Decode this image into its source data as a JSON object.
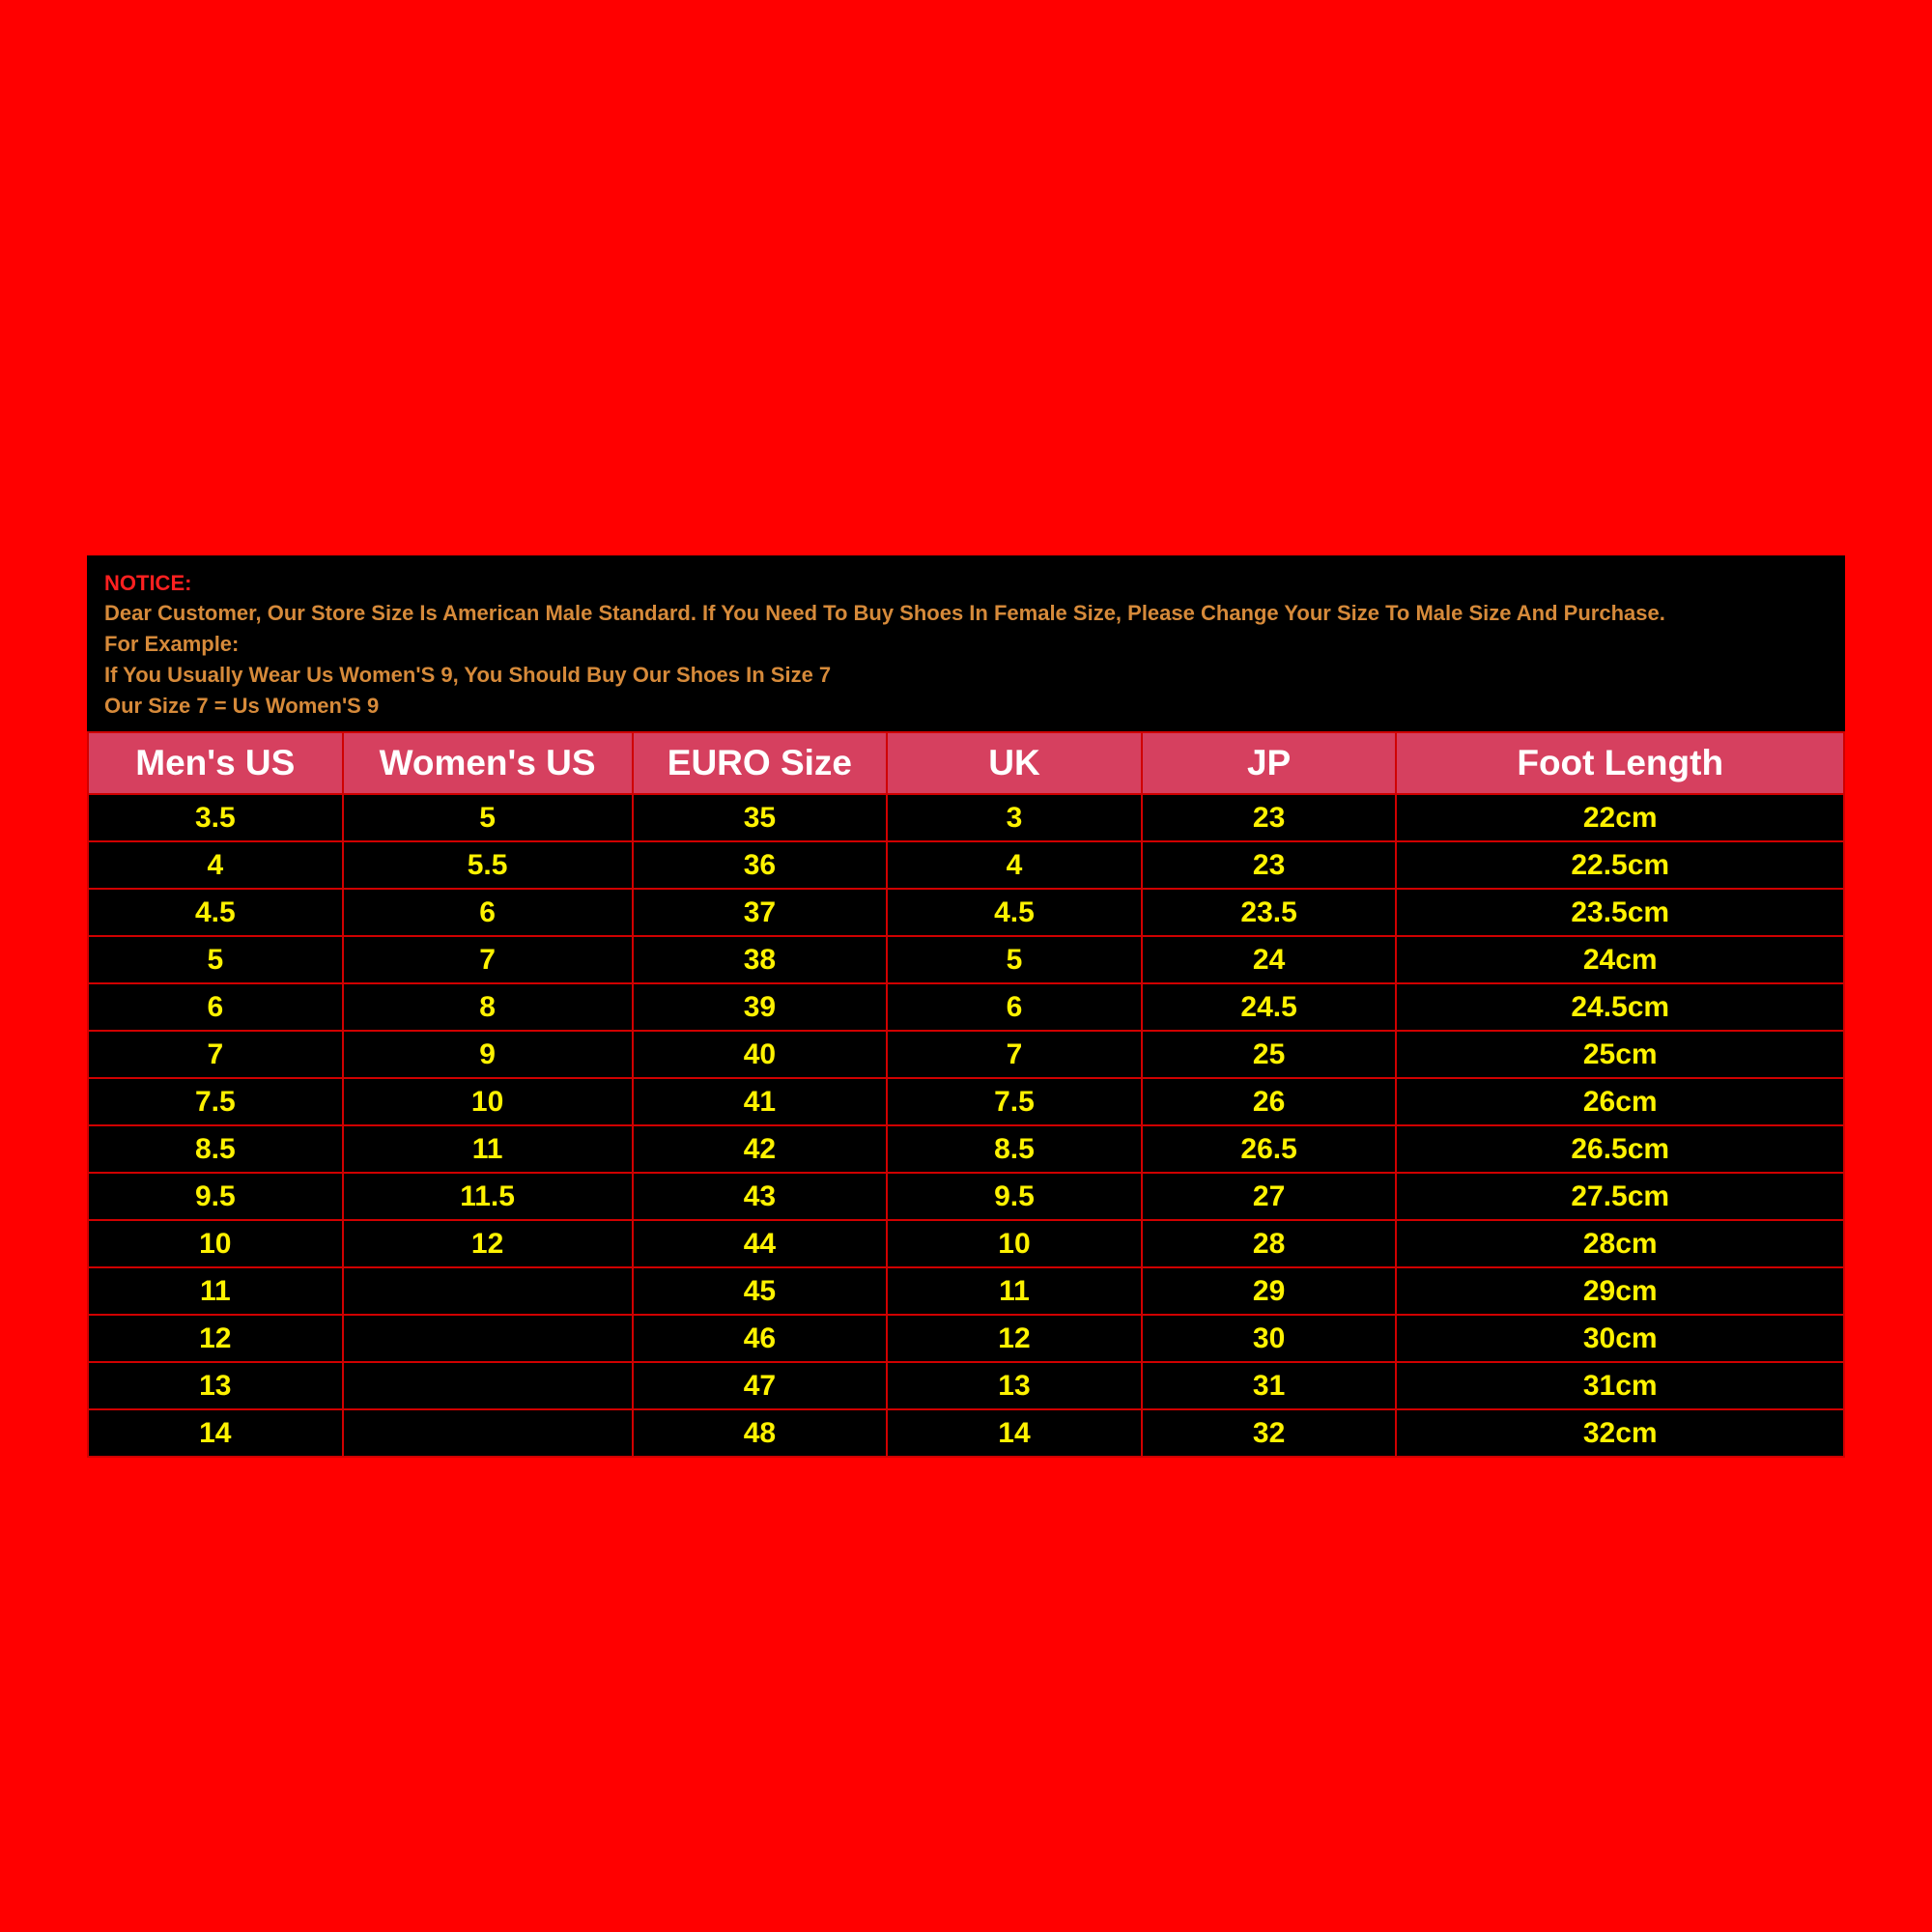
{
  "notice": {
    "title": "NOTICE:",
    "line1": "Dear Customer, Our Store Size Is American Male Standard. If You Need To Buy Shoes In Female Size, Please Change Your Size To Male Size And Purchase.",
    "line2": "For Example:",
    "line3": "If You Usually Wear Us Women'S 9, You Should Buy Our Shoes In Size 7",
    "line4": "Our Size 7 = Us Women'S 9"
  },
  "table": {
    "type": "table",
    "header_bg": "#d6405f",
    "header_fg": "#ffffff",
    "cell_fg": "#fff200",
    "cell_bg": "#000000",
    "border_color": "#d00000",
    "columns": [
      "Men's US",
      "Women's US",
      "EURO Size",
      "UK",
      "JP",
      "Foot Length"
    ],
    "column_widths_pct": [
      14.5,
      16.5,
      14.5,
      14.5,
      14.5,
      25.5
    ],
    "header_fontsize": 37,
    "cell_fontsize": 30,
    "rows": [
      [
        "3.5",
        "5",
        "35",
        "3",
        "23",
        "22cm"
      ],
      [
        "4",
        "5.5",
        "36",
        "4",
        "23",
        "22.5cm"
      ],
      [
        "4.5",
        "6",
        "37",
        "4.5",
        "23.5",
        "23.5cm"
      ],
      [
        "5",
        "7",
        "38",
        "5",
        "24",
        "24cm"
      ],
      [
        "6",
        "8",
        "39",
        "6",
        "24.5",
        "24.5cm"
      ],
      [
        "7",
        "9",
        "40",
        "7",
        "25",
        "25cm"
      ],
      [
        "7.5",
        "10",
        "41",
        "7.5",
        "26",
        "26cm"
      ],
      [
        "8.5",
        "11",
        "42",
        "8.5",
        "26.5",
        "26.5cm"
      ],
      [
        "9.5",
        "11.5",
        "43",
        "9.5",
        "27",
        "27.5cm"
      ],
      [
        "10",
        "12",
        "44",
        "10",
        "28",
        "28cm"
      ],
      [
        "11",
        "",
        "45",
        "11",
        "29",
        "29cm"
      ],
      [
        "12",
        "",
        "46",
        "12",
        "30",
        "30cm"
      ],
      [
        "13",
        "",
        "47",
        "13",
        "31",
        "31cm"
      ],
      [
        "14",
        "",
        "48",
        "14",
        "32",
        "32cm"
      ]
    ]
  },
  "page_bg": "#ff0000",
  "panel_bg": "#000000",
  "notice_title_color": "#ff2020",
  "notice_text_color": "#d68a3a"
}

━━━━━━━━

> _Task prompt_: Would you return the data exactly as written, without the pictures?

> _Worked solution_:
Decode this image into its source data as a JSON object.
{
  "notice": {
    "title": "NOTICE:",
    "line1": "Dear Customer, Our Store Size Is American Male Standard. If You Need To Buy Shoes In Female Size, Please Change Your Size To Male Size And Purchase.",
    "line2": "For Example:",
    "line3": "If You Usually Wear Us Women'S 9, You Should Buy Our Shoes In Size 7",
    "line4": "Our Size 7 = Us Women'S 9"
  },
  "table": {
    "type": "table",
    "header_bg": "#d6405f",
    "header_fg": "#ffffff",
    "cell_fg": "#fff200",
    "cell_bg": "#000000",
    "border_color": "#d00000",
    "columns": [
      "Men's US",
      "Women's US",
      "EURO Size",
      "UK",
      "JP",
      "Foot Length"
    ],
    "column_widths_pct": [
      14.5,
      16.5,
      14.5,
      14.5,
      14.5,
      25.5
    ],
    "header_fontsize": 37,
    "cell_fontsize": 30,
    "rows": [
      [
        "3.5",
        "5",
        "35",
        "3",
        "23",
        "22cm"
      ],
      [
        "4",
        "5.5",
        "36",
        "4",
        "23",
        "22.5cm"
      ],
      [
        "4.5",
        "6",
        "37",
        "4.5",
        "23.5",
        "23.5cm"
      ],
      [
        "5",
        "7",
        "38",
        "5",
        "24",
        "24cm"
      ],
      [
        "6",
        "8",
        "39",
        "6",
        "24.5",
        "24.5cm"
      ],
      [
        "7",
        "9",
        "40",
        "7",
        "25",
        "25cm"
      ],
      [
        "7.5",
        "10",
        "41",
        "7.5",
        "26",
        "26cm"
      ],
      [
        "8.5",
        "11",
        "42",
        "8.5",
        "26.5",
        "26.5cm"
      ],
      [
        "9.5",
        "11.5",
        "43",
        "9.5",
        "27",
        "27.5cm"
      ],
      [
        "10",
        "12",
        "44",
        "10",
        "28",
        "28cm"
      ],
      [
        "11",
        "",
        "45",
        "11",
        "29",
        "29cm"
      ],
      [
        "12",
        "",
        "46",
        "12",
        "30",
        "30cm"
      ],
      [
        "13",
        "",
        "47",
        "13",
        "31",
        "31cm"
      ],
      [
        "14",
        "",
        "48",
        "14",
        "32",
        "32cm"
      ]
    ]
  },
  "page_bg": "#ff0000",
  "panel_bg": "#000000",
  "notice_title_color": "#ff2020",
  "notice_text_color": "#d68a3a"
}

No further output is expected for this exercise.